Stated goal ▸
Omit all images. Write out the rest of the material exactly.

Records for this exercise ▸
------------------------

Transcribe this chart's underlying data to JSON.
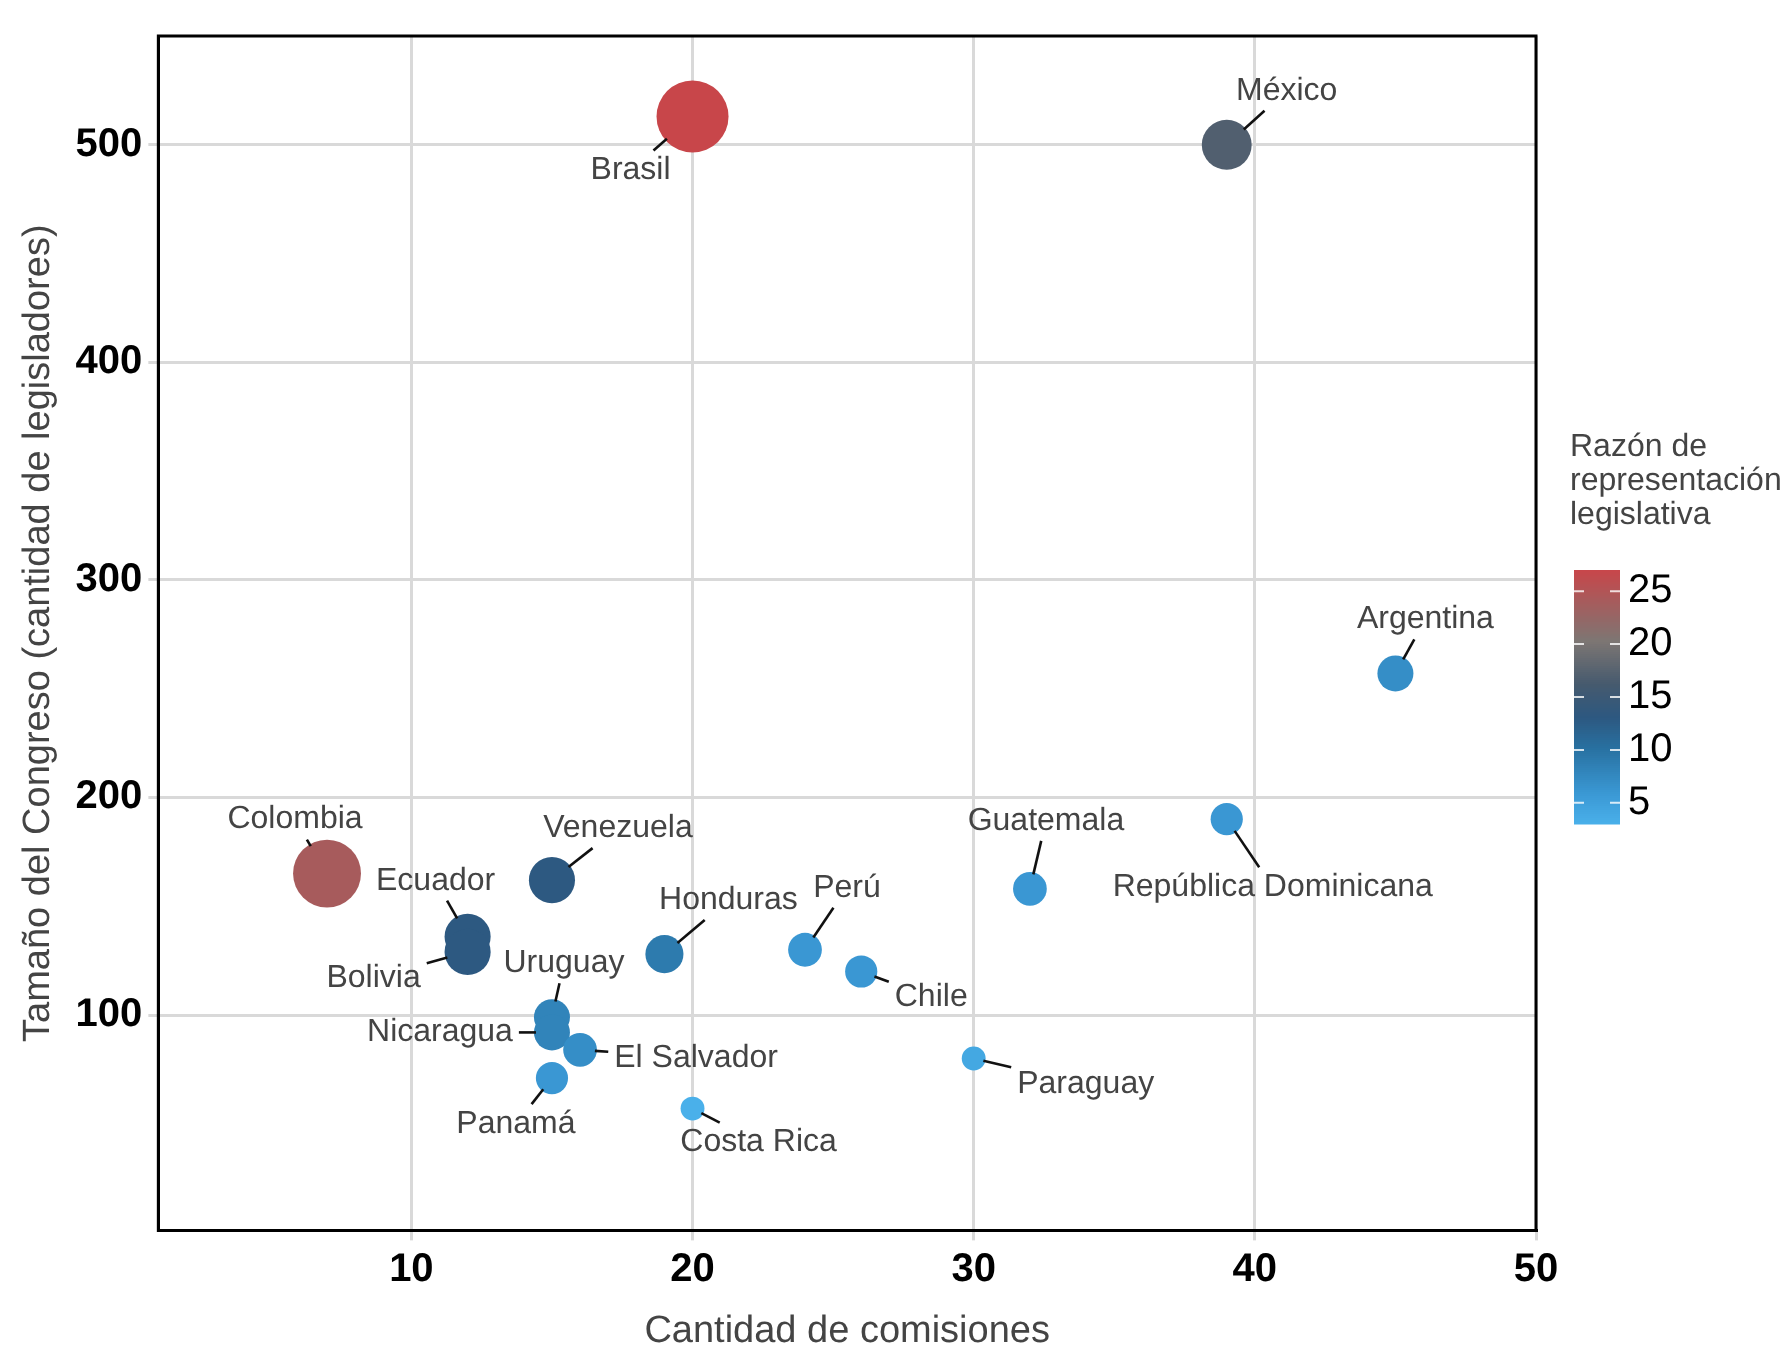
{
  "chart_data": {
    "type": "bubble",
    "sizes": [
      1,
      0.48,
      0.25,
      0.2,
      0.22,
      0.89,
      0.41,
      0.41,
      0.41,
      0.28,
      0.22,
      0.2,
      0.25,
      0.25,
      0.22,
      0.2,
      0.11,
      0.11
    ],
    "xlabel": "Cantidad de comisiones",
    "ylabel": "Tamaño del Congreso (cantidad de legisladores)",
    "legend_title": "Razón de representación legislativa",
    "x": [
      20,
      39,
      45,
      39,
      32,
      7,
      15,
      12,
      12,
      19,
      24,
      26,
      15,
      15,
      16,
      15,
      20,
      30
    ],
    "values": [
      513,
      500,
      257,
      190,
      158,
      165,
      162,
      136,
      129,
      128,
      130,
      120,
      99,
      92,
      84,
      71,
      57,
      80
    ],
    "cvalues": [
      27,
      17,
      7,
      6,
      6,
      24,
      13,
      13,
      13,
      9,
      6,
      6,
      8,
      8,
      7,
      6,
      3,
      4
    ],
    "clim": [
      3,
      27
    ],
    "cticks": [
      5,
      10,
      15,
      20,
      25
    ],
    "xlim": [
      1,
      50
    ],
    "xticks": [
      10,
      20,
      30,
      40,
      50
    ],
    "ylim": [
      1,
      550
    ],
    "yticks": [
      100,
      200,
      300,
      400,
      500
    ],
    "grid": true,
    "marker": "circle",
    "annotations": [
      {
        "text": "Brasil",
        "x": 20,
        "y": 513
      },
      {
        "text": "México",
        "x": 39,
        "y": 500
      },
      {
        "text": "Argentina",
        "x": 45,
        "y": 257
      },
      {
        "text": "República Dominicana",
        "x": 39,
        "y": 190
      },
      {
        "text": "Guatemala",
        "x": 32,
        "y": 158
      },
      {
        "text": "Colombia",
        "x": 7,
        "y": 165
      },
      {
        "text": "Venezuela",
        "x": 15,
        "y": 162
      },
      {
        "text": "Ecuador",
        "x": 12,
        "y": 136
      },
      {
        "text": "Bolivia",
        "x": 12,
        "y": 129
      },
      {
        "text": "Honduras",
        "x": 19,
        "y": 128
      },
      {
        "text": "Perú",
        "x": 24,
        "y": 130
      },
      {
        "text": "Chile",
        "x": 26,
        "y": 120
      },
      {
        "text": "Uruguay",
        "x": 15,
        "y": 99
      },
      {
        "text": "Nicaragua",
        "x": 15,
        "y": 92
      },
      {
        "text": "El Salvador",
        "x": 16,
        "y": 84
      },
      {
        "text": "Panamá",
        "x": 15,
        "y": 71
      },
      {
        "text": "Costa Rica",
        "x": 20,
        "y": 57
      },
      {
        "text": "Paraguay",
        "x": 30,
        "y": 80
      }
    ]
  }
}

------------------------

Answer for this exercise ▸
Transcribe this chart's underlying data to JSON.
{
  "chart_data": {
    "type": "bubble",
    "sizes": [
      1,
      0.48,
      0.25,
      0.2,
      0.22,
      0.89,
      0.41,
      0.41,
      0.41,
      0.28,
      0.22,
      0.2,
      0.25,
      0.25,
      0.22,
      0.2,
      0.11,
      0.11
    ],
    "xlabel": "Cantidad de comisiones",
    "ylabel": "Tamaño del Congreso (cantidad de legisladores)",
    "legend_title": "Razón de representación legislativa",
    "x": [
      20,
      39,
      45,
      39,
      32,
      7,
      15,
      12,
      12,
      19,
      24,
      26,
      15,
      15,
      16,
      15,
      20,
      30
    ],
    "values": [
      513,
      500,
      257,
      190,
      158,
      165,
      162,
      136,
      129,
      128,
      130,
      120,
      99,
      92,
      84,
      71,
      57,
      80
    ],
    "cvalues": [
      27,
      17,
      7,
      6,
      6,
      24,
      13,
      13,
      13,
      9,
      6,
      6,
      8,
      8,
      7,
      6,
      3,
      4
    ],
    "clim": [
      3,
      27
    ],
    "cticks": [
      5,
      10,
      15,
      20,
      25
    ],
    "xlim": [
      1,
      50
    ],
    "xticks": [
      10,
      20,
      30,
      40,
      50
    ],
    "ylim": [
      1,
      550
    ],
    "yticks": [
      100,
      200,
      300,
      400,
      500
    ],
    "grid": true,
    "marker": "circle",
    "annotations": [
      {
        "text": "Brasil",
        "x": 20,
        "y": 513
      },
      {
        "text": "México",
        "x": 39,
        "y": 500
      },
      {
        "text": "Argentina",
        "x": 45,
        "y": 257
      },
      {
        "text": "República Dominicana",
        "x": 39,
        "y": 190
      },
      {
        "text": "Guatemala",
        "x": 32,
        "y": 158
      },
      {
        "text": "Colombia",
        "x": 7,
        "y": 165
      },
      {
        "text": "Venezuela",
        "x": 15,
        "y": 162
      },
      {
        "text": "Ecuador",
        "x": 12,
        "y": 136
      },
      {
        "text": "Bolivia",
        "x": 12,
        "y": 129
      },
      {
        "text": "Honduras",
        "x": 19,
        "y": 128
      },
      {
        "text": "Perú",
        "x": 24,
        "y": 130
      },
      {
        "text": "Chile",
        "x": 26,
        "y": 120
      },
      {
        "text": "Uruguay",
        "x": 15,
        "y": 99
      },
      {
        "text": "Nicaragua",
        "x": 15,
        "y": 92
      },
      {
        "text": "El Salvador",
        "x": 16,
        "y": 84
      },
      {
        "text": "Panamá",
        "x": 15,
        "y": 71
      },
      {
        "text": "Costa Rica",
        "x": 20,
        "y": 57
      },
      {
        "text": "Paraguay",
        "x": 30,
        "y": 80
      }
    ]
  }
}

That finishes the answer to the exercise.